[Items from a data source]

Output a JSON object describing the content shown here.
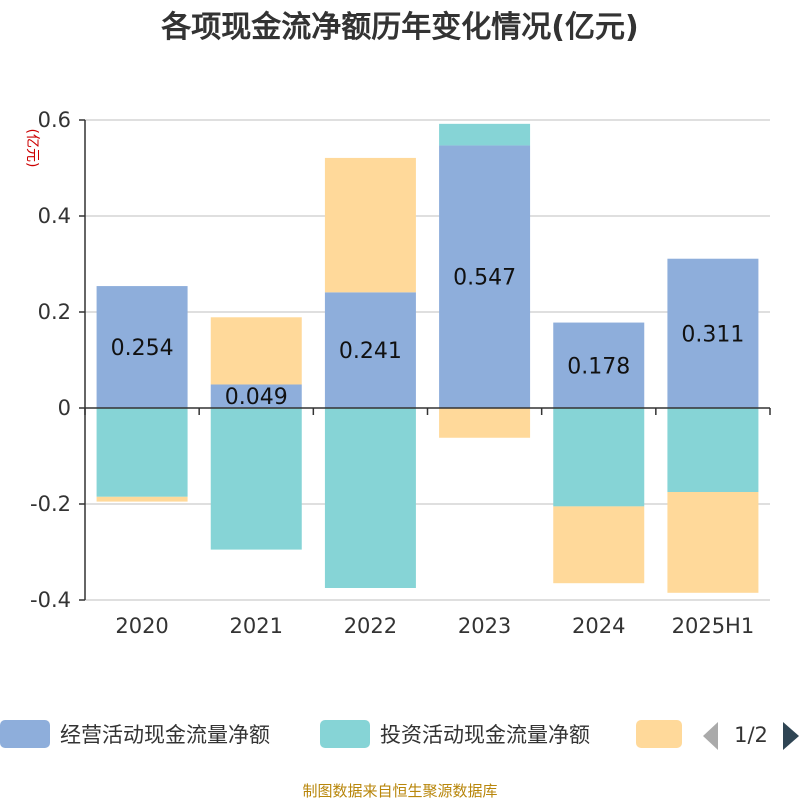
{
  "title": "各项现金流净额历年变化情况(亿元)",
  "source": "制图数据来自恒生聚源数据库",
  "chart_data": {
    "type": "bar",
    "stacked": true,
    "unit": "(亿元)",
    "categories": [
      "2020",
      "2021",
      "2022",
      "2023",
      "2024",
      "2025H1"
    ],
    "ylim": [
      -0.4,
      0.6
    ],
    "yticks": [
      -0.4,
      -0.2,
      0,
      0.2,
      0.4,
      0.6
    ],
    "ytick_labels": [
      "-0.4",
      "-0.2",
      "0",
      "0.2",
      "0.4",
      "0.6"
    ],
    "grid": true,
    "series": [
      {
        "name": "经营活动现金流量净额",
        "color": "#8eaedb",
        "values": [
          0.254,
          0.049,
          0.241,
          0.547,
          0.178,
          0.311
        ],
        "labels": [
          "0.254",
          "0.049",
          "0.241",
          "0.547",
          "0.178",
          "0.311"
        ]
      },
      {
        "name": "投资活动现金流量净额",
        "color": "#86d4d6",
        "values": [
          -0.185,
          -0.295,
          -0.375,
          0.045,
          -0.205,
          -0.175
        ]
      },
      {
        "name": "",
        "color": "#ffd99a",
        "values": [
          -0.01,
          0.14,
          0.28,
          -0.062,
          -0.16,
          -0.21
        ]
      }
    ],
    "legend": {
      "position": "bottom",
      "page": "1/2"
    }
  }
}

Problem to solve:
Leave out the pictures and output the rest of the material exactly as written.

Response for this exercise:
Output a JSON object describing the content shown here.
{
  "title": "各项现金流净额历年变化情况(亿元)",
  "source": "制图数据来自恒生聚源数据库",
  "chart_data": {
    "type": "bar",
    "stacked": true,
    "unit": "(亿元)",
    "categories": [
      "2020",
      "2021",
      "2022",
      "2023",
      "2024",
      "2025H1"
    ],
    "ylim": [
      -0.4,
      0.6
    ],
    "yticks": [
      -0.4,
      -0.2,
      0,
      0.2,
      0.4,
      0.6
    ],
    "ytick_labels": [
      "-0.4",
      "-0.2",
      "0",
      "0.2",
      "0.4",
      "0.6"
    ],
    "grid": true,
    "series": [
      {
        "name": "经营活动现金流量净额",
        "color": "#8eaedb",
        "values": [
          0.254,
          0.049,
          0.241,
          0.547,
          0.178,
          0.311
        ],
        "labels": [
          "0.254",
          "0.049",
          "0.241",
          "0.547",
          "0.178",
          "0.311"
        ]
      },
      {
        "name": "投资活动现金流量净额",
        "color": "#86d4d6",
        "values": [
          -0.185,
          -0.295,
          -0.375,
          0.045,
          -0.205,
          -0.175
        ]
      },
      {
        "name": "",
        "color": "#ffd99a",
        "values": [
          -0.01,
          0.14,
          0.28,
          -0.062,
          -0.16,
          -0.21
        ]
      }
    ],
    "legend": {
      "position": "bottom",
      "page": "1/2"
    }
  }
}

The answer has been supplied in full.